◆ **DATA IN THIS EXERCISE**
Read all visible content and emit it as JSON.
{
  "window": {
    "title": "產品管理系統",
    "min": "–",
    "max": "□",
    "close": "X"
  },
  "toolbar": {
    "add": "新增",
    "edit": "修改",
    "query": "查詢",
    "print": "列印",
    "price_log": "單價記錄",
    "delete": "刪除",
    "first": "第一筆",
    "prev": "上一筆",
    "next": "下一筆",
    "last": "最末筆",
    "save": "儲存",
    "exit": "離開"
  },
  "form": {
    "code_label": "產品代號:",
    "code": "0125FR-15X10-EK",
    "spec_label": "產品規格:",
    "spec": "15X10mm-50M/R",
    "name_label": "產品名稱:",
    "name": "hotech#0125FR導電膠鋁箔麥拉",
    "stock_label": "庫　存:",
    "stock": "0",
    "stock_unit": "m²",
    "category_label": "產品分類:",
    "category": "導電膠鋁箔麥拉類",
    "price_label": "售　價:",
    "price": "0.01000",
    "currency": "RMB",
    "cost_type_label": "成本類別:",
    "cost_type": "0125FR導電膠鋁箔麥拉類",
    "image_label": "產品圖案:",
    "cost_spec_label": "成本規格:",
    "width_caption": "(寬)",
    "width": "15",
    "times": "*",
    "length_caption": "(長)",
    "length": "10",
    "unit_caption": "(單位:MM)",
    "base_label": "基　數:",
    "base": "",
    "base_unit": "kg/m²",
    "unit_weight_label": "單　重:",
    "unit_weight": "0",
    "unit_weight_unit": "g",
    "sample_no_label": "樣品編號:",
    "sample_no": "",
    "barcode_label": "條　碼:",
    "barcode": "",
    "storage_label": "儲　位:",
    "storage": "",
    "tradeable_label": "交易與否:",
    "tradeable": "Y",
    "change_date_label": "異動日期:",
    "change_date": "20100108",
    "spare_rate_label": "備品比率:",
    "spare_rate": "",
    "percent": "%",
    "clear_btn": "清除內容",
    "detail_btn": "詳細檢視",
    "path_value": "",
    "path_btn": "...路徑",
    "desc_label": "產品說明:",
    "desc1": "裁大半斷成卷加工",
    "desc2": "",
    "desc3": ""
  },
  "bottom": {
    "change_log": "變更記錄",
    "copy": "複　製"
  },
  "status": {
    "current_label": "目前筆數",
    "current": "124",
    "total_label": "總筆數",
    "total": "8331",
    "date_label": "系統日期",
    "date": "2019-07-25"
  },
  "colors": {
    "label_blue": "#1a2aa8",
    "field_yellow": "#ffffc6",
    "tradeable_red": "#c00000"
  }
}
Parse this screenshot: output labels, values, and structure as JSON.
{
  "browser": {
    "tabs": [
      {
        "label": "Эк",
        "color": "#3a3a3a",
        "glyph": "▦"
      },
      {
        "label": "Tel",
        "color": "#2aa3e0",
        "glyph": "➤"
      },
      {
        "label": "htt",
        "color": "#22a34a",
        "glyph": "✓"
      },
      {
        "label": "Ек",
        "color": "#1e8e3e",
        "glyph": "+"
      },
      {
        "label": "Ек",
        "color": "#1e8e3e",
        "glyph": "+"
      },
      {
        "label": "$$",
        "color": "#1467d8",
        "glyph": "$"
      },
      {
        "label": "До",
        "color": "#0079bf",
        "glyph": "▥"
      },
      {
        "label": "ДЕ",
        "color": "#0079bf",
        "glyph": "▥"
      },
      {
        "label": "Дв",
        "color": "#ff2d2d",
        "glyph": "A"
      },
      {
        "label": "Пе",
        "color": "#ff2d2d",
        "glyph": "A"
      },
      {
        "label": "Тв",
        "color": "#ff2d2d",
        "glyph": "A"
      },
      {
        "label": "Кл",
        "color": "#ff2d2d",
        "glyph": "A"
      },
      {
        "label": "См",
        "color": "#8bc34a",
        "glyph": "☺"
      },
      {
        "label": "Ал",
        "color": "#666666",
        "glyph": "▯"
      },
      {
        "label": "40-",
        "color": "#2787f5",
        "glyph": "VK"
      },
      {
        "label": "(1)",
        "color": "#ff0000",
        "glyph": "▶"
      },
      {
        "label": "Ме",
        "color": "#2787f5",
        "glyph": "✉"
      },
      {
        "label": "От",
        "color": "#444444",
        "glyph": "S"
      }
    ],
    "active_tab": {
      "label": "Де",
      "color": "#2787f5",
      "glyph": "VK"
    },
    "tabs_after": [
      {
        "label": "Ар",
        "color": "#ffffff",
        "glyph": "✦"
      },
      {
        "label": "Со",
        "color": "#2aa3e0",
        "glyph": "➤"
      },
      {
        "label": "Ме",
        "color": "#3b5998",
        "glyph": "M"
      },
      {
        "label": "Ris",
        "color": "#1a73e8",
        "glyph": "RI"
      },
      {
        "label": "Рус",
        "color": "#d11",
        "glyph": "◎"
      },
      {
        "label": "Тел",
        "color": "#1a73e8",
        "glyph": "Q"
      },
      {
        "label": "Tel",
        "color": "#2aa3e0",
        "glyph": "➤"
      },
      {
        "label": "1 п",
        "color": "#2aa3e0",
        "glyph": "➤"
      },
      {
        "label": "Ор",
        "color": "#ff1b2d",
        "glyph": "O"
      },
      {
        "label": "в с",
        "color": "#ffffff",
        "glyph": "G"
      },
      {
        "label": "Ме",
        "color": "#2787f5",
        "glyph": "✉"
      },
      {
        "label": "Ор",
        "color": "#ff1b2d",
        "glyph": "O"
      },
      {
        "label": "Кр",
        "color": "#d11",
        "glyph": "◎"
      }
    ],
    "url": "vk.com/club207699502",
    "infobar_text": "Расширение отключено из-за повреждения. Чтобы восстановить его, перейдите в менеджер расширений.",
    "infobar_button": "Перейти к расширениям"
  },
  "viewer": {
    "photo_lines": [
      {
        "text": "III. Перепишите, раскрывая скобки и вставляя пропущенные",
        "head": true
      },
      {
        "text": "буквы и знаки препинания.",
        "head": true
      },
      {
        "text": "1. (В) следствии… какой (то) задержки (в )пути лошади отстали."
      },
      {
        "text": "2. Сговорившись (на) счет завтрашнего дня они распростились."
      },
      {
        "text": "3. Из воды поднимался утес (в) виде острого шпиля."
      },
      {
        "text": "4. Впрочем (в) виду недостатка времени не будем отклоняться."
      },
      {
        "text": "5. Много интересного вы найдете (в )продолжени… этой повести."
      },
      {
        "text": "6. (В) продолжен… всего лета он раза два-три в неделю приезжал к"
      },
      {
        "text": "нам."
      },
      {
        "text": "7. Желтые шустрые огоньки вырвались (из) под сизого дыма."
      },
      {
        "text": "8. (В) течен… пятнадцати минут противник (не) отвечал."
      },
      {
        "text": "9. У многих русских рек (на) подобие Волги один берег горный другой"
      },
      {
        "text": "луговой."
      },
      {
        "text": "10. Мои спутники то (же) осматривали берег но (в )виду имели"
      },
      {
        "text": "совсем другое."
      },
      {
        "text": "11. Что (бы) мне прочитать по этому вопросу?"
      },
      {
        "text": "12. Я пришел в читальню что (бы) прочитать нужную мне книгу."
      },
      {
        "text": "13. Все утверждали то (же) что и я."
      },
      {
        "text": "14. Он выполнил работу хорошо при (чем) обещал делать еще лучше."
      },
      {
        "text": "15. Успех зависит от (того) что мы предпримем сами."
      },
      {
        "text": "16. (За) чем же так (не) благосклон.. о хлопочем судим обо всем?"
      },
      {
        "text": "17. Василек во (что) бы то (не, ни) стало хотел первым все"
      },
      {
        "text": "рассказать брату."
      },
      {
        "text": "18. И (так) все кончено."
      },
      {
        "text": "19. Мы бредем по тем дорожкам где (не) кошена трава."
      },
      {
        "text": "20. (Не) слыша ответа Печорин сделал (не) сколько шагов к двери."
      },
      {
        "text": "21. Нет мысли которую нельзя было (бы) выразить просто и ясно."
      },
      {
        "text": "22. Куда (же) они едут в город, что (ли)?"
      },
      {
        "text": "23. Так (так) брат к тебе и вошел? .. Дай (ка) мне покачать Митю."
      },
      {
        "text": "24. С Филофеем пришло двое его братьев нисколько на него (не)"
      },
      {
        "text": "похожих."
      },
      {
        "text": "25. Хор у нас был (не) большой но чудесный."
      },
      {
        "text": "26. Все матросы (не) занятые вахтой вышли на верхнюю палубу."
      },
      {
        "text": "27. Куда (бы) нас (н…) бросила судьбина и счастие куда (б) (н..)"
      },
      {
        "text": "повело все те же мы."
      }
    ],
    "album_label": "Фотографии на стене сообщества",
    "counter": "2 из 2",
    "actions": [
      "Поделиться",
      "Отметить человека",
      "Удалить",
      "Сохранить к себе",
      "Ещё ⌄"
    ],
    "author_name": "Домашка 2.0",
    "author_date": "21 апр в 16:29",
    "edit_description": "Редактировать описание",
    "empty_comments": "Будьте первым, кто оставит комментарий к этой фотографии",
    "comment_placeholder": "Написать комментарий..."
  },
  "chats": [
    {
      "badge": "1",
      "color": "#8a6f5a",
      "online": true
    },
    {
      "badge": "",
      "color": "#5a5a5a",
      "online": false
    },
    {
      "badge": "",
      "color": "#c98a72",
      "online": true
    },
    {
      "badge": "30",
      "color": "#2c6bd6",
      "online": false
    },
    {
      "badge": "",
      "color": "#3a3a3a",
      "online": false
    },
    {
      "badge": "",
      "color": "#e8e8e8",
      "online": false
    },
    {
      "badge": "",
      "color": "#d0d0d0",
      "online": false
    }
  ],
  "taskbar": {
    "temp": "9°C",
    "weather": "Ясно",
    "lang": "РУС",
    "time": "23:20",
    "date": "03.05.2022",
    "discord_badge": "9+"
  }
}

◆ **WHAT IS REQUIRED**
Look over the listing. Pull out every line with the string "этой" in it.

◆ **RESULT OF THIS TASK**
        "text": "5. Много интересного вы найдете (в )продолжени… этой повести."
    "empty_comments": "Будьте первым, кто оставит комментарий к этой фотографии",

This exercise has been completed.